--- start Material for this task ---
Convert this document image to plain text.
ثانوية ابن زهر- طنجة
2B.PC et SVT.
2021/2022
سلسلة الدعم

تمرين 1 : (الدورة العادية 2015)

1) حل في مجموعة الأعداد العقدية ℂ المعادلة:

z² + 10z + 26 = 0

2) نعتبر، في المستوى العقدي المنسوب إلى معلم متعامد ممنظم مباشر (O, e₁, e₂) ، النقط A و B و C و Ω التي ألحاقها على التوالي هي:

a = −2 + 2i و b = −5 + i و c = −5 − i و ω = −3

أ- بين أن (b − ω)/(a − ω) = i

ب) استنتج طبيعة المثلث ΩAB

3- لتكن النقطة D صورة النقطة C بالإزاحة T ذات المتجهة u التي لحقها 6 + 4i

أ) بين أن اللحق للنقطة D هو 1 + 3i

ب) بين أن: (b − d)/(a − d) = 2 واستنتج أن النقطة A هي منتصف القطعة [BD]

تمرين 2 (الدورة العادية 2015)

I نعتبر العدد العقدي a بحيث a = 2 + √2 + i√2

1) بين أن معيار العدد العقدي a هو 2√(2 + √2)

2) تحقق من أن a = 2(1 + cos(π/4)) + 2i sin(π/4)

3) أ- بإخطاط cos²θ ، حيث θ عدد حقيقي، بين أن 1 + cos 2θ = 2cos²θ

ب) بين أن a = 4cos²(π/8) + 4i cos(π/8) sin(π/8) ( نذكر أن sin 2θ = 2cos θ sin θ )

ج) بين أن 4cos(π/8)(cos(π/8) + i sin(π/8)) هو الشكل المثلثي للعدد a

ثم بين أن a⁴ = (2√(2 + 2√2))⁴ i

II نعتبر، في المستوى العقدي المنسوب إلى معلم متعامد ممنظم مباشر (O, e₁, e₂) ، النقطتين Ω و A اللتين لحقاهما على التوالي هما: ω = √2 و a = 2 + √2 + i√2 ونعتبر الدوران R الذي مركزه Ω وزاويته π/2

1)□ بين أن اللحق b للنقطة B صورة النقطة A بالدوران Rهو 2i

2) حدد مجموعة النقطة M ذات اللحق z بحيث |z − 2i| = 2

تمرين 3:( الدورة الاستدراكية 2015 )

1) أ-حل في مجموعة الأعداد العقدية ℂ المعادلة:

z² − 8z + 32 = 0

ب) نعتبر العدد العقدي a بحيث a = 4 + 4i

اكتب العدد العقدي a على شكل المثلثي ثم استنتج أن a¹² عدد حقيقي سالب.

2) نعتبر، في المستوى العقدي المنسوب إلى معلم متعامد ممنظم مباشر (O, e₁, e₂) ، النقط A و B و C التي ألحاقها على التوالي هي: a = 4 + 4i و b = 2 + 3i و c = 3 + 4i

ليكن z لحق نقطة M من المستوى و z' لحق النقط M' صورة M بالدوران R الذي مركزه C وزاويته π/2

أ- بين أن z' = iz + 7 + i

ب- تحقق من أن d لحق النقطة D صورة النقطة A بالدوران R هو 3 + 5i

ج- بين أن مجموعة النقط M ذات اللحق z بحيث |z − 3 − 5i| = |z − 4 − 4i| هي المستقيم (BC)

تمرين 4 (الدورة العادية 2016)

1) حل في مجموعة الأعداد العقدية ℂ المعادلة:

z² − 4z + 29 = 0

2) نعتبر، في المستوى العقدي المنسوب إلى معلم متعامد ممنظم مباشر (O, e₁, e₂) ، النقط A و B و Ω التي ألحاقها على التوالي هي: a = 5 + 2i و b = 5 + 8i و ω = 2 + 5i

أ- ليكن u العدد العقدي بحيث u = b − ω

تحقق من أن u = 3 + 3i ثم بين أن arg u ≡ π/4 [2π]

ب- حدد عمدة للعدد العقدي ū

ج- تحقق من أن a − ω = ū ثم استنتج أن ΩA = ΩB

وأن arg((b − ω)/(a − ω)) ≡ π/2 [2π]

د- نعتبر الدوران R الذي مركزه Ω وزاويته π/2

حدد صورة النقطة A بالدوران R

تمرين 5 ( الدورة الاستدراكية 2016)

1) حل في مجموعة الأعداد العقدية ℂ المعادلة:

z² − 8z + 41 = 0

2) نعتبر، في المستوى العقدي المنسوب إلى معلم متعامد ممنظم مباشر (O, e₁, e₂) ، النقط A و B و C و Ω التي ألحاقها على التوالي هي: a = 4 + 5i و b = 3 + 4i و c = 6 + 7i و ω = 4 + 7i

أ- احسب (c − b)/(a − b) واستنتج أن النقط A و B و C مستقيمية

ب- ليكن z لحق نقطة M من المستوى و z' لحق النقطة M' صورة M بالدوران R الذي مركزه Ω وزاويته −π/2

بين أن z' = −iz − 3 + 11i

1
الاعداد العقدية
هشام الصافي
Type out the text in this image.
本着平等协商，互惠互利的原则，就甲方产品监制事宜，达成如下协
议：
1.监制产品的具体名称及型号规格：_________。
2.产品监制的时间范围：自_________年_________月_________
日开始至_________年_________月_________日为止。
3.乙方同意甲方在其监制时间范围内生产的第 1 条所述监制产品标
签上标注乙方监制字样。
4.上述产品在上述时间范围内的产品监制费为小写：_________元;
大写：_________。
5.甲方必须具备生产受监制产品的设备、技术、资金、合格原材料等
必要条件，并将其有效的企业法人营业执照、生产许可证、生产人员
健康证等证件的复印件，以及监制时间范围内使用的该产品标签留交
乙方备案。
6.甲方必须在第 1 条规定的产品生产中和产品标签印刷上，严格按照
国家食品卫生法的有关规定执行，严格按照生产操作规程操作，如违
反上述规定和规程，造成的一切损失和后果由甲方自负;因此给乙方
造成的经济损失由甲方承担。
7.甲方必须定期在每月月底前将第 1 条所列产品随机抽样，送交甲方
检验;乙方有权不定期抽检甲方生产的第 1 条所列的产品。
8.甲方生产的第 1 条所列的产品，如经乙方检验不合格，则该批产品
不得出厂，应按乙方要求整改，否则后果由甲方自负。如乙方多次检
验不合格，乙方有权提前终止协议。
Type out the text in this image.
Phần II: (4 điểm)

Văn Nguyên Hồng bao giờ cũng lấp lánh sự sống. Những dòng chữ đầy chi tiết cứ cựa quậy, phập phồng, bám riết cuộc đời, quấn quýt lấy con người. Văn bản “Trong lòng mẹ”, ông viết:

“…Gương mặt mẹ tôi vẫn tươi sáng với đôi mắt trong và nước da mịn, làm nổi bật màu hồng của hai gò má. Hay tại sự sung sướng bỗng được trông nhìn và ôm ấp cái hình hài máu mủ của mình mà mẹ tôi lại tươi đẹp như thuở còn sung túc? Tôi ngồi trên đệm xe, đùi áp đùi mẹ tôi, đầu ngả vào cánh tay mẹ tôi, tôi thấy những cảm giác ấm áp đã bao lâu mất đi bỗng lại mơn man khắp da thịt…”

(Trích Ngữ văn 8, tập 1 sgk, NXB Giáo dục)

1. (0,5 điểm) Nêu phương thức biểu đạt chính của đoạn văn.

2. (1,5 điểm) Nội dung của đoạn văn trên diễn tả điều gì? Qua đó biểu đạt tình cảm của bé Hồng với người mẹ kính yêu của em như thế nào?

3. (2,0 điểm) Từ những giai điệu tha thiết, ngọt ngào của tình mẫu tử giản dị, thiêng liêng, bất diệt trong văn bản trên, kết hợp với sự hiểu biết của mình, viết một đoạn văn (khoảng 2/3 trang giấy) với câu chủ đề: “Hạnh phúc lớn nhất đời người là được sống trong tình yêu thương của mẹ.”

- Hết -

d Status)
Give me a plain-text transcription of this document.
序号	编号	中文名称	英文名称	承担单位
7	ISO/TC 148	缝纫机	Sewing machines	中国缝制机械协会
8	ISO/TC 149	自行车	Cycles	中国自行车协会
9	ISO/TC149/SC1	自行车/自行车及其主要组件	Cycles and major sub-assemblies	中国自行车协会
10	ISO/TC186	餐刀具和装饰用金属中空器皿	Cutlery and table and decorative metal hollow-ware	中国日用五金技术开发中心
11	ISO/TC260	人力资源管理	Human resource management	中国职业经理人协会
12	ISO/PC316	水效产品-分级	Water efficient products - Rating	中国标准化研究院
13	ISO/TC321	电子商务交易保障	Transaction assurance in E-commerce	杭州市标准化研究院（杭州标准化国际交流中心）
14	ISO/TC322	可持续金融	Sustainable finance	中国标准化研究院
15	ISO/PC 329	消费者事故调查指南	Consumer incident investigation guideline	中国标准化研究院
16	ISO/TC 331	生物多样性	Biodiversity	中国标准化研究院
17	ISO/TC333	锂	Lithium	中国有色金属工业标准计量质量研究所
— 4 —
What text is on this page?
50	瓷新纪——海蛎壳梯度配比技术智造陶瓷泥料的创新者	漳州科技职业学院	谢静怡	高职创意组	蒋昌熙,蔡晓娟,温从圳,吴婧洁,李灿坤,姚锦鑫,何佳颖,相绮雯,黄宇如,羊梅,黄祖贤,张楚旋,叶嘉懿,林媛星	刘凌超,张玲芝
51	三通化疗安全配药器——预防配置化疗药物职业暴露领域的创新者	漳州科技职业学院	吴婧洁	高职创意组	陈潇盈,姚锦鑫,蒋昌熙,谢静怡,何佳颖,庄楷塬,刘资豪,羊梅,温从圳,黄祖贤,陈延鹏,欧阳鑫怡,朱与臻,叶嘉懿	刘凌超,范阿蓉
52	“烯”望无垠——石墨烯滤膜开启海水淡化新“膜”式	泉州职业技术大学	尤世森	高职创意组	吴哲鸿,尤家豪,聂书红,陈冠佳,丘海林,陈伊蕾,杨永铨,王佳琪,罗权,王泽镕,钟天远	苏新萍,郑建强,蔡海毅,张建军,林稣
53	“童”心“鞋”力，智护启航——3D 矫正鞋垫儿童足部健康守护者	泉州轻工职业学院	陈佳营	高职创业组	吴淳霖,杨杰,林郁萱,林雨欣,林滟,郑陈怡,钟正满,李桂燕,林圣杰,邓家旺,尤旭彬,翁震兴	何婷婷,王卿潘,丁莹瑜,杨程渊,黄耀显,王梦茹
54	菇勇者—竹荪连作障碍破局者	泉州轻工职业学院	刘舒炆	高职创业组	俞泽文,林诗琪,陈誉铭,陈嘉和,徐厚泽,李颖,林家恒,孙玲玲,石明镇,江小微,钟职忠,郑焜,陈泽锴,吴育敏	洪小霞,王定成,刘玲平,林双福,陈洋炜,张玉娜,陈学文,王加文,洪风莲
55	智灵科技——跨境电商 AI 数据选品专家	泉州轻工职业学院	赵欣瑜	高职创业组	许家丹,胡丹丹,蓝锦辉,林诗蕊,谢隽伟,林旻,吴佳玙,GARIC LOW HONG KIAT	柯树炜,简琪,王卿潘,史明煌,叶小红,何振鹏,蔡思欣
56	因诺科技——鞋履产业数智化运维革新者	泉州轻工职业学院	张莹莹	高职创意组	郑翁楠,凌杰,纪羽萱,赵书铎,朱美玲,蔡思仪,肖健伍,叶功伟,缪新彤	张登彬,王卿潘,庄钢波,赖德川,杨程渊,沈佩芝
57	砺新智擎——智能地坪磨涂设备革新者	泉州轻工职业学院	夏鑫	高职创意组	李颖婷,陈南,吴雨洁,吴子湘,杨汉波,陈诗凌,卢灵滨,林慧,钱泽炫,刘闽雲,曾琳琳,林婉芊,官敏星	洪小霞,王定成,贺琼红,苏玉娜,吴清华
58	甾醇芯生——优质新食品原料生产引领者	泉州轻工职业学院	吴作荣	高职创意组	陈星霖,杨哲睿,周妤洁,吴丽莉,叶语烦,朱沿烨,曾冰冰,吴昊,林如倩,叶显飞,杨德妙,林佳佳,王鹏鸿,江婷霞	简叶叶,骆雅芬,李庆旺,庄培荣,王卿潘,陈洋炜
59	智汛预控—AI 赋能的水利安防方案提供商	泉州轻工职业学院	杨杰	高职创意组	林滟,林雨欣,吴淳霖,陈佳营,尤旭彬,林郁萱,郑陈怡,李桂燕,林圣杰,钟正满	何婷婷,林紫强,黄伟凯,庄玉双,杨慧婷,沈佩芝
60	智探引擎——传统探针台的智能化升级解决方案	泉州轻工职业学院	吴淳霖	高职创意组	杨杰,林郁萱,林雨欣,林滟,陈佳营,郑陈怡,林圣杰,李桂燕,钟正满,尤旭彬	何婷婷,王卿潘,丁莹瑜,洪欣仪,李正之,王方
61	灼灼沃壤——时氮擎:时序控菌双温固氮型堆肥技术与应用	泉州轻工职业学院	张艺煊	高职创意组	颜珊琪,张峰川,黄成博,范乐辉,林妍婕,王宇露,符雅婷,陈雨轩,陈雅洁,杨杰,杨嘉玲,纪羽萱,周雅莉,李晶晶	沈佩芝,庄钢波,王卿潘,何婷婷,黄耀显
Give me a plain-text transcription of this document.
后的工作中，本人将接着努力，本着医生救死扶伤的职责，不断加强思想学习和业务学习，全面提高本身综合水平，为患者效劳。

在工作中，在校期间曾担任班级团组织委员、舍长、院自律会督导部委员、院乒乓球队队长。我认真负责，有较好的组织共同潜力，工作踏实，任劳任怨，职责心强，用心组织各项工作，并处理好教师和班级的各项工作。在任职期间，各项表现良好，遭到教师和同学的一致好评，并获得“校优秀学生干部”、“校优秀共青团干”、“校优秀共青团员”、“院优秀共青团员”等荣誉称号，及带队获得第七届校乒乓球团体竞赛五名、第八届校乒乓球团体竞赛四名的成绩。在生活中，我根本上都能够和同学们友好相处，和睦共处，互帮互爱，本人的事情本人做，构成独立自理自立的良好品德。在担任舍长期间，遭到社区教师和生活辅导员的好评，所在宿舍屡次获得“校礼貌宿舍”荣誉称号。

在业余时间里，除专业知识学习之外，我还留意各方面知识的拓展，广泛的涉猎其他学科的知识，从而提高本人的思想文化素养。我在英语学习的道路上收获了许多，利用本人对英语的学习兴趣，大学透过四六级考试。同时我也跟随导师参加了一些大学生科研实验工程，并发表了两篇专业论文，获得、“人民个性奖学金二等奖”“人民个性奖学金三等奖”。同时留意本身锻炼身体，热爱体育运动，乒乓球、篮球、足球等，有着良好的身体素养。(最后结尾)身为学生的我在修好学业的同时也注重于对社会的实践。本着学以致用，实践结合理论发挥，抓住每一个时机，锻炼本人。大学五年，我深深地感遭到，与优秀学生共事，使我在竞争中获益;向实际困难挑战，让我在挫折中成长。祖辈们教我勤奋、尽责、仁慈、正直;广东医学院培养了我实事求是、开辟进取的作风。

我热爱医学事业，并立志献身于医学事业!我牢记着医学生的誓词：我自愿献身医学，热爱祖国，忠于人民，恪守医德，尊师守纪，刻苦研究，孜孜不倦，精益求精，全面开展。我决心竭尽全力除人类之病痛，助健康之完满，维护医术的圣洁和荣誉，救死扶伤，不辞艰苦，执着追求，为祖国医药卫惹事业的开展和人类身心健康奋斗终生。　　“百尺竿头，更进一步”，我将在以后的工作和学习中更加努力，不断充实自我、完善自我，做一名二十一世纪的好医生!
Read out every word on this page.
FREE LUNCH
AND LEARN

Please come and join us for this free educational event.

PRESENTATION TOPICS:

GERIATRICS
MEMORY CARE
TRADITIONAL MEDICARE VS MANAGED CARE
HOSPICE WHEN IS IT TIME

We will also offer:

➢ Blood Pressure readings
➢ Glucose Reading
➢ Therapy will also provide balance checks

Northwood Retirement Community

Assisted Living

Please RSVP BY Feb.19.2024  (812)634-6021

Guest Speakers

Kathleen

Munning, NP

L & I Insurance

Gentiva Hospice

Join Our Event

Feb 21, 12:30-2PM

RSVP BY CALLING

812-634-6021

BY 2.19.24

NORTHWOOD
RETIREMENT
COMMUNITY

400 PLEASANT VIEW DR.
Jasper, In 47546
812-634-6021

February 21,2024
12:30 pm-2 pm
--- end Material for this task ---
What is needed
Set out every line from the material that contains the string "صورة".

Complete response
3- لتكن النقطة D صورة النقطة C بالإزاحة T ذات المتجهة u التي لحقها 6 + 4i
1)□ بين أن اللحق b للنقطة B صورة النقطة A بالدوران Rهو 2i
ليكن z لحق نقطة M من المستوى و z' لحق النقط M' صورة M بالدوران R الذي مركزه C وزاويته π/2
ب- تحقق من أن d لحق النقطة D صورة النقطة A بالدوران R هو 3 + 5i
حدد صورة النقطة A بالدوران R
ب- ليكن z لحق نقطة M من المستوى و z' لحق النقطة M' صورة M بالدوران R الذي مركزه Ω وزاويته −π/2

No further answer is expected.